Dataset rows

+ + + + +

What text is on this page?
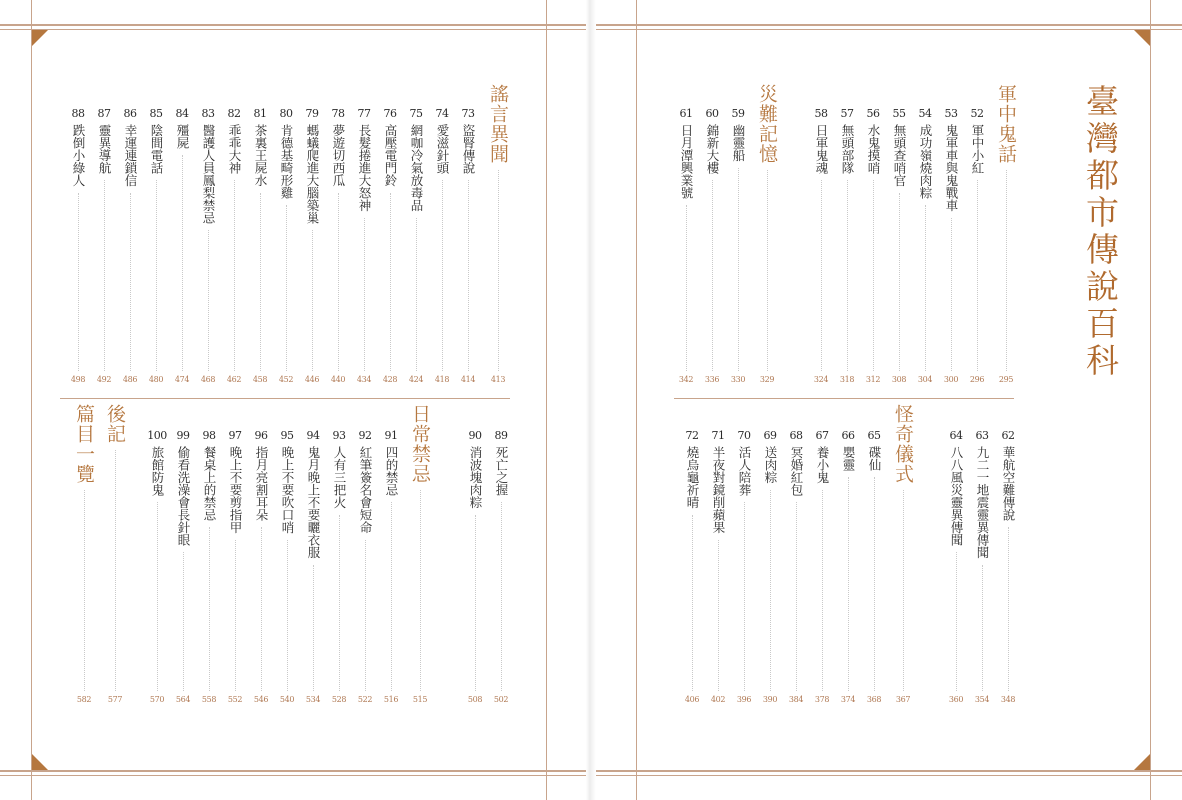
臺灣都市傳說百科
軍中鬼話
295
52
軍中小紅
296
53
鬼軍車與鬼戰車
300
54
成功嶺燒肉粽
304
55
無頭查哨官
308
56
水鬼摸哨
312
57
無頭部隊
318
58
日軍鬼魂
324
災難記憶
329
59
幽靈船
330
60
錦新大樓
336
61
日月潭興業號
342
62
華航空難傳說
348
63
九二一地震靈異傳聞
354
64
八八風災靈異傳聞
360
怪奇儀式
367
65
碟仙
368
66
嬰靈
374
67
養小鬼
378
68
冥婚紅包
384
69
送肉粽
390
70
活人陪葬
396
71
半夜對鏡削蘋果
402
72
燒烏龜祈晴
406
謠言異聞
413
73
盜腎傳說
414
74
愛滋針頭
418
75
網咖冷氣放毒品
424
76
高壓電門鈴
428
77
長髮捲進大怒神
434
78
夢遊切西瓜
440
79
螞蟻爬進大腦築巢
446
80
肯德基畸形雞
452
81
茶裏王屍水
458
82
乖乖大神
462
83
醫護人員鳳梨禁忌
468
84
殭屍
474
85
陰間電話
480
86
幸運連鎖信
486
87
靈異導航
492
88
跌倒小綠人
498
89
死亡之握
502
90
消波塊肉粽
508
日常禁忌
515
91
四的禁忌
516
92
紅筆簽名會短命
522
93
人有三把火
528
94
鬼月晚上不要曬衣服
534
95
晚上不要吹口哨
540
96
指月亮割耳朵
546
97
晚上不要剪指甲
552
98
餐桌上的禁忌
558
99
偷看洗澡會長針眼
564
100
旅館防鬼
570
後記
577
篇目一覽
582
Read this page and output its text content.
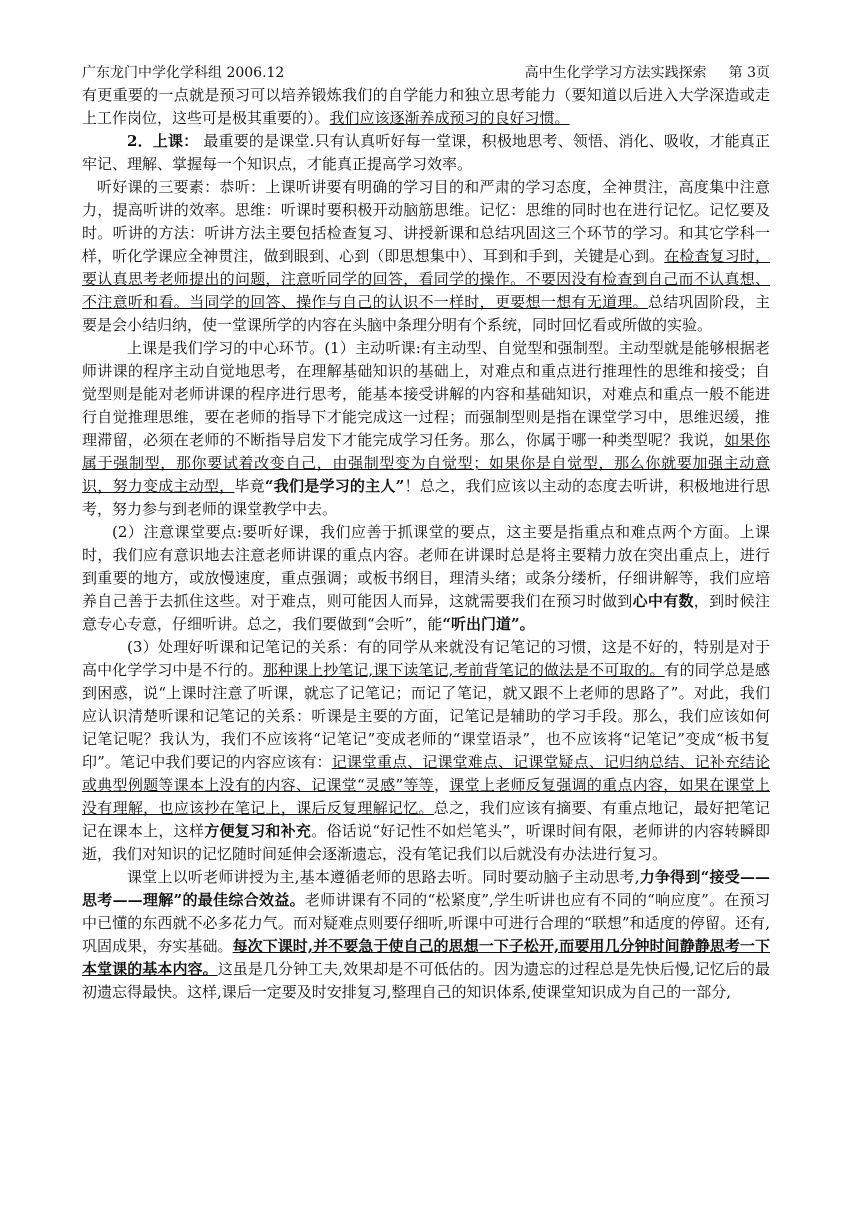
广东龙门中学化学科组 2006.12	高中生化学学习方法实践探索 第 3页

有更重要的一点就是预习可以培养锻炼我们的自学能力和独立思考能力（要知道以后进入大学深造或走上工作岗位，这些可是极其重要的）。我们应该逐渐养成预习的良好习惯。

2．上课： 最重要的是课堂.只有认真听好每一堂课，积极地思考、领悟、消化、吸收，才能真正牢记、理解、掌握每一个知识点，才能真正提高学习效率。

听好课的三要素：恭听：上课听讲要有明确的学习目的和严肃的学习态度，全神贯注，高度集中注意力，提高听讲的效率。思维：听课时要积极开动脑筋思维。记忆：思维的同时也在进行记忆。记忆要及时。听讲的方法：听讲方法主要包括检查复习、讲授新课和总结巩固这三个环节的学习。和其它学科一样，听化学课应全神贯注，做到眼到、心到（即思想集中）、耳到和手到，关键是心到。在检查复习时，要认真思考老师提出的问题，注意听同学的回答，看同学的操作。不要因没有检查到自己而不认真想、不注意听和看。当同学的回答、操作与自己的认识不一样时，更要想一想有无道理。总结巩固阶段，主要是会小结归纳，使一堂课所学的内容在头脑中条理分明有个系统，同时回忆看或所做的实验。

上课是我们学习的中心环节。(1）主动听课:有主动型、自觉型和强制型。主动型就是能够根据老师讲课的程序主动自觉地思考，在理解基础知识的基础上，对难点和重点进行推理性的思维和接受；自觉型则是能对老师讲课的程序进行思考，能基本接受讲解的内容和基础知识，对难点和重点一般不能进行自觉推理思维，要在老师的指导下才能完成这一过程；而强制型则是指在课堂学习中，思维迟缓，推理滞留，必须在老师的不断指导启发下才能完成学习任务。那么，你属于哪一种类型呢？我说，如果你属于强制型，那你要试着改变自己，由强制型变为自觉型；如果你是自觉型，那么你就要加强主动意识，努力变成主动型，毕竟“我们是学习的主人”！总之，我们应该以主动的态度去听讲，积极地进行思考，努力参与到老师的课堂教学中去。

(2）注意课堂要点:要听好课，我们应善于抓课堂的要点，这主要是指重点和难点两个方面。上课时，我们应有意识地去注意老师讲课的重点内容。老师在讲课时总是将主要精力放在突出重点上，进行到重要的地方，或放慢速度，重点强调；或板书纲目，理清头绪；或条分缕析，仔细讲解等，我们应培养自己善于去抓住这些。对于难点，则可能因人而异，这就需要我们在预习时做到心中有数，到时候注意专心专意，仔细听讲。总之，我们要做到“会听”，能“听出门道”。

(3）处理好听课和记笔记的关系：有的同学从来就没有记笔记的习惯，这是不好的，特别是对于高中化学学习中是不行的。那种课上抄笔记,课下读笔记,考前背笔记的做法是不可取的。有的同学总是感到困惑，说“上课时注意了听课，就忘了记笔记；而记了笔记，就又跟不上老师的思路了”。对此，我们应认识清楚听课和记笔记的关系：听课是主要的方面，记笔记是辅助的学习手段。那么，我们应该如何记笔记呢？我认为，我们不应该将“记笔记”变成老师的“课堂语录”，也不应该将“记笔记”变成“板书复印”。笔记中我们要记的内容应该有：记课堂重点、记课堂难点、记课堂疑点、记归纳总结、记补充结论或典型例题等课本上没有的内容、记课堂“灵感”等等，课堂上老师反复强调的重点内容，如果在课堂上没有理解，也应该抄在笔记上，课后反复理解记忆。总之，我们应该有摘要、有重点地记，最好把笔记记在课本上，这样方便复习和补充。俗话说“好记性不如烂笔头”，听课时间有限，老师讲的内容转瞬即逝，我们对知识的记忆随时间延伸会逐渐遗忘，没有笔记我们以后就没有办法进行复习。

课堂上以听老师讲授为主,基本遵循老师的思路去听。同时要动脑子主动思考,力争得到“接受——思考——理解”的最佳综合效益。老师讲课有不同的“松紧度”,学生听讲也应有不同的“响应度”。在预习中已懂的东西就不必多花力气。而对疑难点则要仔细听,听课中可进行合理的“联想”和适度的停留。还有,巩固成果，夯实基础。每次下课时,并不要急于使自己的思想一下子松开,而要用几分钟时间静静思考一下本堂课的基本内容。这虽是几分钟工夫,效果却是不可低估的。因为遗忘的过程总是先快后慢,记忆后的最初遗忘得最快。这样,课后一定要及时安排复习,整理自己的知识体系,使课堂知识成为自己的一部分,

+ + + + +

Show, from the listing above, each line that contains the word "text".

What text is on this page?
Read this page and output its text content.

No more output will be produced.